Chart and figure data:
__________________________________________________
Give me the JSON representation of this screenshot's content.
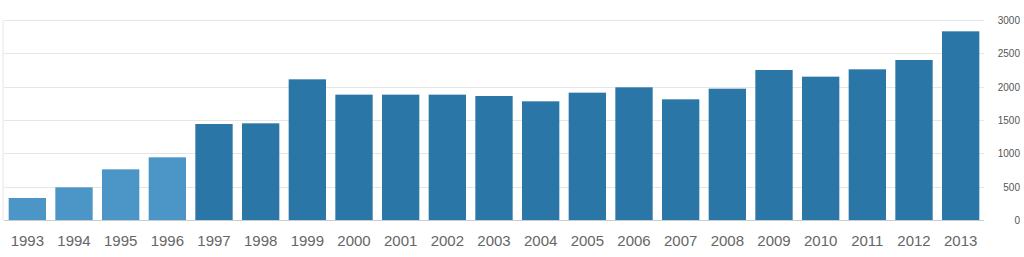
{
  "chart_data": {
    "type": "bar",
    "categories": [
      "1993",
      "1994",
      "1995",
      "1996",
      "1997",
      "1998",
      "1999",
      "2000",
      "2001",
      "2002",
      "2003",
      "2004",
      "2005",
      "2006",
      "2007",
      "2008",
      "2009",
      "2010",
      "2011",
      "2012",
      "2013"
    ],
    "values": [
      330,
      490,
      760,
      940,
      1440,
      1450,
      2110,
      1880,
      1880,
      1880,
      1860,
      1780,
      1910,
      1990,
      1810,
      1970,
      2250,
      2150,
      2260,
      2400,
      2830
    ],
    "colors": [
      "#4b96c6",
      "#4b96c6",
      "#4b96c6",
      "#4b96c6",
      "#2a76a6",
      "#2a76a6",
      "#2a76a6",
      "#2a76a6",
      "#2a76a6",
      "#2a76a6",
      "#2a76a6",
      "#2a76a6",
      "#2a76a6",
      "#2a76a6",
      "#2a76a6",
      "#2a76a6",
      "#2a76a6",
      "#2a76a6",
      "#2a76a6",
      "#2a76a6",
      "#2a76a6"
    ],
    "ylim": [
      0,
      3000
    ],
    "yticks": [
      0,
      500,
      1000,
      1500,
      2000,
      2500,
      3000
    ],
    "grid": true
  }
}
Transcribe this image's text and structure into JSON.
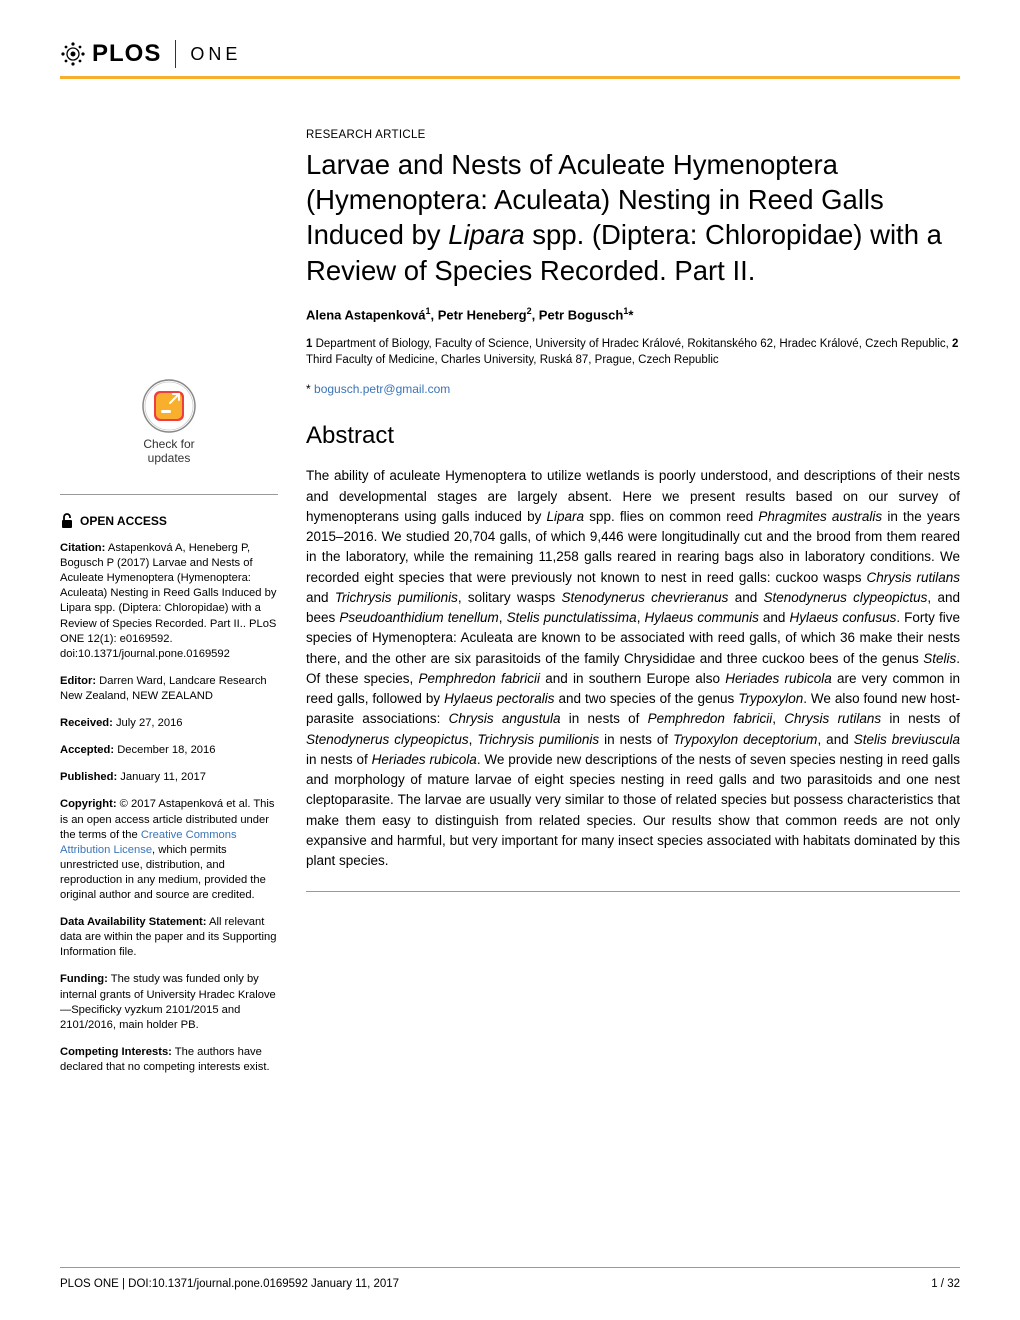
{
  "header": {
    "journal_logo_text": "PLOS",
    "journal_section": "ONE"
  },
  "check_updates": {
    "line1": "Check for",
    "line2": "updates"
  },
  "open_access_label": "OPEN ACCESS",
  "sidebar": {
    "citation_label": "Citation:",
    "citation_text": " Astapenková A, Heneberg P, Bogusch P (2017) Larvae and Nests of Aculeate Hymenoptera (Hymenoptera: Aculeata) Nesting in Reed Galls Induced by Lipara spp. (Diptera: Chloropidae) with a Review of Species Recorded. Part II.. PLoS ONE 12(1): e0169592. doi:10.1371/journal.pone.0169592",
    "editor_label": "Editor:",
    "editor_text": " Darren Ward, Landcare Research New Zealand, NEW ZEALAND",
    "received_label": "Received:",
    "received_text": " July 27, 2016",
    "accepted_label": "Accepted:",
    "accepted_text": " December 18, 2016",
    "published_label": "Published:",
    "published_text": " January 11, 2017",
    "copyright_label": "Copyright:",
    "copyright_text_pre": " © 2017 Astapenková et al. This is an open access article distributed under the terms of the ",
    "copyright_link": "Creative Commons Attribution License",
    "copyright_text_post": ", which permits unrestricted use, distribution, and reproduction in any medium, provided the original author and source are credited.",
    "data_label": "Data Availability Statement:",
    "data_text": " All relevant data are within the paper and its Supporting Information file.",
    "funding_label": "Funding:",
    "funding_text": " The study was funded only by internal grants of University Hradec Kralove—Specificky vyzkum 2101/2015 and 2101/2016, main holder PB.",
    "competing_label": "Competing Interests:",
    "competing_text": " The authors have declared that no competing interests exist."
  },
  "article": {
    "type": "RESEARCH ARTICLE",
    "title_html": "Larvae and Nests of Aculeate Hymenoptera (Hymenoptera: Aculeata) Nesting in Reed Galls Induced by <em>Lipara</em> spp. (Diptera: Chloropidae) with a Review of Species Recorded. Part II.",
    "authors_html": "Alena Astapenková<sup>1</sup>, Petr Heneberg<sup>2</sup>, Petr Bogusch<sup>1</sup>*",
    "affiliations_html": "<b>1</b> Department of Biology, Faculty of Science, University of Hradec Králové, Rokitanského 62, Hradec Králové, Czech Republic, <b>2</b> Third Faculty of Medicine, Charles University, Ruská 87, Prague, Czech Republic",
    "corresponding_prefix": "* ",
    "corresponding_email": "bogusch.petr@gmail.com",
    "abstract_heading": "Abstract",
    "abstract_html": "The ability of aculeate Hymenoptera to utilize wetlands is poorly understood, and descriptions of their nests and developmental stages are largely absent. Here we present results based on our survey of hymenopterans using galls induced by <em>Lipara</em> spp. flies on common reed <em>Phragmites australis</em> in the years 2015–2016. We studied 20,704 galls, of which 9,446 were longitudinally cut and the brood from them reared in the laboratory, while the remaining 11,258 galls reared in rearing bags also in laboratory conditions. We recorded eight species that were previously not known to nest in reed galls: cuckoo wasps <em>Chrysis rutilans</em> and <em>Trichrysis pumilionis</em>, solitary wasps <em>Stenodynerus chevrieranus</em> and <em>Stenodynerus clypeopictus</em>, and bees <em>Pseudoanthidium tenellum</em>, <em>Stelis punctulatissima</em>, <em>Hylaeus communis</em> and <em>Hylaeus confusus</em>. Forty five species of Hymenoptera: Aculeata are known to be associated with reed galls, of which 36 make their nests there, and the other are six parasitoids of the family Chrysididae and three cuckoo bees of the genus <em>Stelis</em>. Of these species, <em>Pemphredon fabricii</em> and in southern Europe also <em>Heriades rubicola</em> are very common in reed galls, followed by <em>Hylaeus pectoralis</em> and two species of the genus <em>Trypoxylon</em>. We also found new host-parasite associations: <em>Chrysis angustula</em> in nests of <em>Pemphredon fabricii</em>, <em>Chrysis rutilans</em> in nests of <em>Stenodynerus clypeopictus</em>, <em>Trichrysis pumilionis</em> in nests of <em>Trypoxylon deceptorium</em>, and <em>Stelis breviuscula</em> in nests of <em>Heriades rubicola</em>. We provide new descriptions of the nests of seven species nesting in reed galls and morphology of mature larvae of eight species nesting in reed galls and two parasitoids and one nest cleptoparasite. The larvae are usually very similar to those of related species but possess characteristics that make them easy to distinguish from related species. Our results show that common reeds are not only expansive and harmful, but very important for many insect species associated with habitats dominated by this plant species."
  },
  "footer": {
    "left": "PLOS ONE | DOI:10.1371/journal.pone.0169592    January 11, 2017",
    "right": "1 / 32"
  },
  "colors": {
    "accent_orange": "#f8af2d",
    "link_blue": "#3b74b8",
    "text": "#000000",
    "border_gray": "#999999"
  }
}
__________________________________________________
### CHALLENGE
Repeat the records word for word. Any picture in them should be left out.

### ANSWER TO THIS PROBLEM
Give me the JSON representation of this screenshot's content.
{
  "chart_data": {
    "type": "bar",
    "categories": [
      "1993",
      "1994",
      "1995",
      "1996",
      "1997",
      "1998",
      "1999",
      "2000",
      "2001",
      "2002",
      "2003",
      "2004",
      "2005",
      "2006",
      "2007",
      "2008",
      "2009",
      "2010",
      "2011",
      "2012",
      "2013"
    ],
    "values": [
      330,
      490,
      760,
      940,
      1440,
      1450,
      2110,
      1880,
      1880,
      1880,
      1860,
      1780,
      1910,
      1990,
      1810,
      1970,
      2250,
      2150,
      2260,
      2400,
      2830
    ],
    "colors": [
      "#4b96c6",
      "#4b96c6",
      "#4b96c6",
      "#4b96c6",
      "#2a76a6",
      "#2a76a6",
      "#2a76a6",
      "#2a76a6",
      "#2a76a6",
      "#2a76a6",
      "#2a76a6",
      "#2a76a6",
      "#2a76a6",
      "#2a76a6",
      "#2a76a6",
      "#2a76a6",
      "#2a76a6",
      "#2a76a6",
      "#2a76a6",
      "#2a76a6",
      "#2a76a6"
    ],
    "ylim": [
      0,
      3000
    ],
    "yticks": [
      0,
      500,
      1000,
      1500,
      2000,
      2500,
      3000
    ],
    "grid": true
  }
}
Transcribe this image's text and structure into JSON.
{
  "header": {
    "journal_logo_text": "PLOS",
    "journal_section": "ONE"
  },
  "check_updates": {
    "line1": "Check for",
    "line2": "updates"
  },
  "open_access_label": "OPEN ACCESS",
  "sidebar": {
    "citation_label": "Citation:",
    "citation_text": " Astapenková A, Heneberg P, Bogusch P (2017) Larvae and Nests of Aculeate Hymenoptera (Hymenoptera: Aculeata) Nesting in Reed Galls Induced by Lipara spp. (Diptera: Chloropidae) with a Review of Species Recorded. Part II.. PLoS ONE 12(1): e0169592. doi:10.1371/journal.pone.0169592",
    "editor_label": "Editor:",
    "editor_text": " Darren Ward, Landcare Research New Zealand, NEW ZEALAND",
    "received_label": "Received:",
    "received_text": " July 27, 2016",
    "accepted_label": "Accepted:",
    "accepted_text": " December 18, 2016",
    "published_label": "Published:",
    "published_text": " January 11, 2017",
    "copyright_label": "Copyright:",
    "copyright_text_pre": " © 2017 Astapenková et al. This is an open access article distributed under the terms of the ",
    "copyright_link": "Creative Commons Attribution License",
    "copyright_text_post": ", which permits unrestricted use, distribution, and reproduction in any medium, provided the original author and source are credited.",
    "data_label": "Data Availability Statement:",
    "data_text": " All relevant data are within the paper and its Supporting Information file.",
    "funding_label": "Funding:",
    "funding_text": " The study was funded only by internal grants of University Hradec Kralove—Specificky vyzkum 2101/2015 and 2101/2016, main holder PB.",
    "competing_label": "Competing Interests:",
    "competing_text": " The authors have declared that no competing interests exist."
  },
  "article": {
    "type": "RESEARCH ARTICLE",
    "title_html": "Larvae and Nests of Aculeate Hymenoptera (Hymenoptera: Aculeata) Nesting in Reed Galls Induced by <em>Lipara</em> spp. (Diptera: Chloropidae) with a Review of Species Recorded. Part II.",
    "authors_html": "Alena Astapenková<sup>1</sup>, Petr Heneberg<sup>2</sup>, Petr Bogusch<sup>1</sup>*",
    "affiliations_html": "<b>1</b> Department of Biology, Faculty of Science, University of Hradec Králové, Rokitanského 62, Hradec Králové, Czech Republic, <b>2</b> Third Faculty of Medicine, Charles University, Ruská 87, Prague, Czech Republic",
    "corresponding_prefix": "* ",
    "corresponding_email": "bogusch.petr@gmail.com",
    "abstract_heading": "Abstract",
    "abstract_html": "The ability of aculeate Hymenoptera to utilize wetlands is poorly understood, and descriptions of their nests and developmental stages are largely absent. Here we present results based on our survey of hymenopterans using galls induced by <em>Lipara</em> spp. flies on common reed <em>Phragmites australis</em> in the years 2015–2016. We studied 20,704 galls, of which 9,446 were longitudinally cut and the brood from them reared in the laboratory, while the remaining 11,258 galls reared in rearing bags also in laboratory conditions. We recorded eight species that were previously not known to nest in reed galls: cuckoo wasps <em>Chrysis rutilans</em> and <em>Trichrysis pumilionis</em>, solitary wasps <em>Stenodynerus chevrieranus</em> and <em>Stenodynerus clypeopictus</em>, and bees <em>Pseudoanthidium tenellum</em>, <em>Stelis punctulatissima</em>, <em>Hylaeus communis</em> and <em>Hylaeus confusus</em>. Forty five species of Hymenoptera: Aculeata are known to be associated with reed galls, of which 36 make their nests there, and the other are six parasitoids of the family Chrysididae and three cuckoo bees of the genus <em>Stelis</em>. Of these species, <em>Pemphredon fabricii</em> and in southern Europe also <em>Heriades rubicola</em> are very common in reed galls, followed by <em>Hylaeus pectoralis</em> and two species of the genus <em>Trypoxylon</em>. We also found new host-parasite associations: <em>Chrysis angustula</em> in nests of <em>Pemphredon fabricii</em>, <em>Chrysis rutilans</em> in nests of <em>Stenodynerus clypeopictus</em>, <em>Trichrysis pumilionis</em> in nests of <em>Trypoxylon deceptorium</em>, and <em>Stelis breviuscula</em> in nests of <em>Heriades rubicola</em>. We provide new descriptions of the nests of seven species nesting in reed galls and morphology of mature larvae of eight species nesting in reed galls and two parasitoids and one nest cleptoparasite. The larvae are usually very similar to those of related species but possess characteristics that make them easy to distinguish from related species. Our results show that common reeds are not only expansive and harmful, but very important for many insect species associated with habitats dominated by this plant species."
  },
  "footer": {
    "left": "PLOS ONE | DOI:10.1371/journal.pone.0169592    January 11, 2017",
    "right": "1 / 32"
  },
  "colors": {
    "accent_orange": "#f8af2d",
    "link_blue": "#3b74b8",
    "text": "#000000",
    "border_gray": "#999999"
  }
}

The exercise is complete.